● **Exercise**
Keep the pictures out of the copy and repeat the records exactly.

## Start Supplied information

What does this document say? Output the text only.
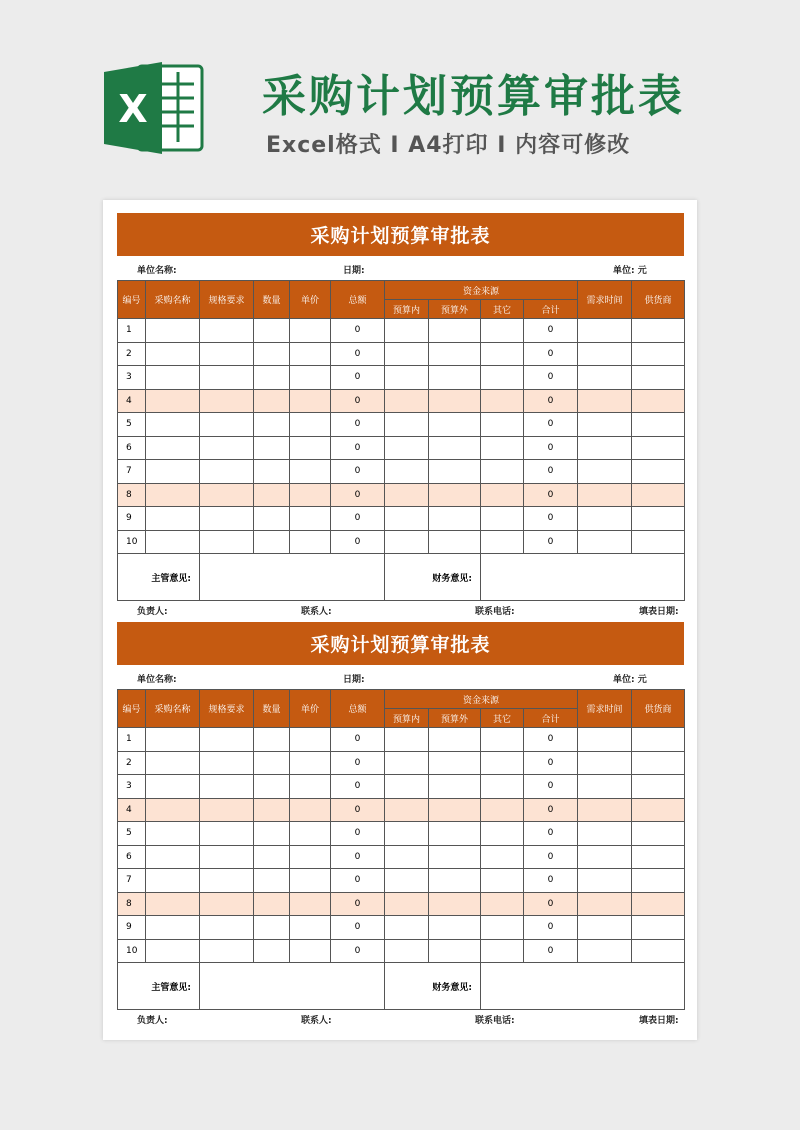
X	采购计划预算审批表
Excel格式 I A4打印 I 内容可修改
采购计划预算审批表
单位名称:	日期:	单位: 元
编号	采购名称	规格要求	数量	单价	总额	资金来源				需求时间	供货商
						预算内	预算外	其它	合计		
1					0				0		
2					0				0		
3					0				0		
4					0				0		
5					0				0		
6					0				0		
7					0				0		
8					0				0		
9					0				0		
10					0				0		
主管意见:						财务意见:					
负责人:	联系人:	联系电话:	填表日期:
采购计划预算审批表
单位名称:	日期:	单位: 元
编号	采购名称	规格要求	数量	单价	总额	资金来源				需求时间	供货商
						预算内	预算外	其它	合计		
1					0				0		
2					0				0		
3					0				0		
4					0				0		
5					0				0		
6					0				0		
7					0				0		
8					0				0		
9					0				0		
10					0				0		
主管意见:						财务意见:					
负责人:	联系人:	联系电话:	填表日期:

## End Supplied information

● **Correct output**
What does this document say? Output the text only.
X	采购计划预算审批表
Excel格式 I A4打印 I 内容可修改
采购计划预算审批表
单位名称:	日期:	单位: 元
编号	采购名称	规格要求	数量	单价	总额	资金来源				需求时间	供货商
						预算内	预算外	其它	合计		
1					0				0		
2					0				0		
3					0				0		
4					0				0		
5					0				0		
6					0				0		
7					0				0		
8					0				0		
9					0				0		
10					0				0		
主管意见:						财务意见:					
负责人:	联系人:	联系电话:	填表日期:
采购计划预算审批表
单位名称:	日期:	单位: 元
编号	采购名称	规格要求	数量	单价	总额	资金来源				需求时间	供货商
						预算内	预算外	其它	合计		
1					0				0		
2					0				0		
3					0				0		
4					0				0		
5					0				0		
6					0				0		
7					0				0		
8					0				0		
9					0				0		
10					0				0		
主管意见:						财务意见:					
负责人:	联系人:	联系电话:	填表日期:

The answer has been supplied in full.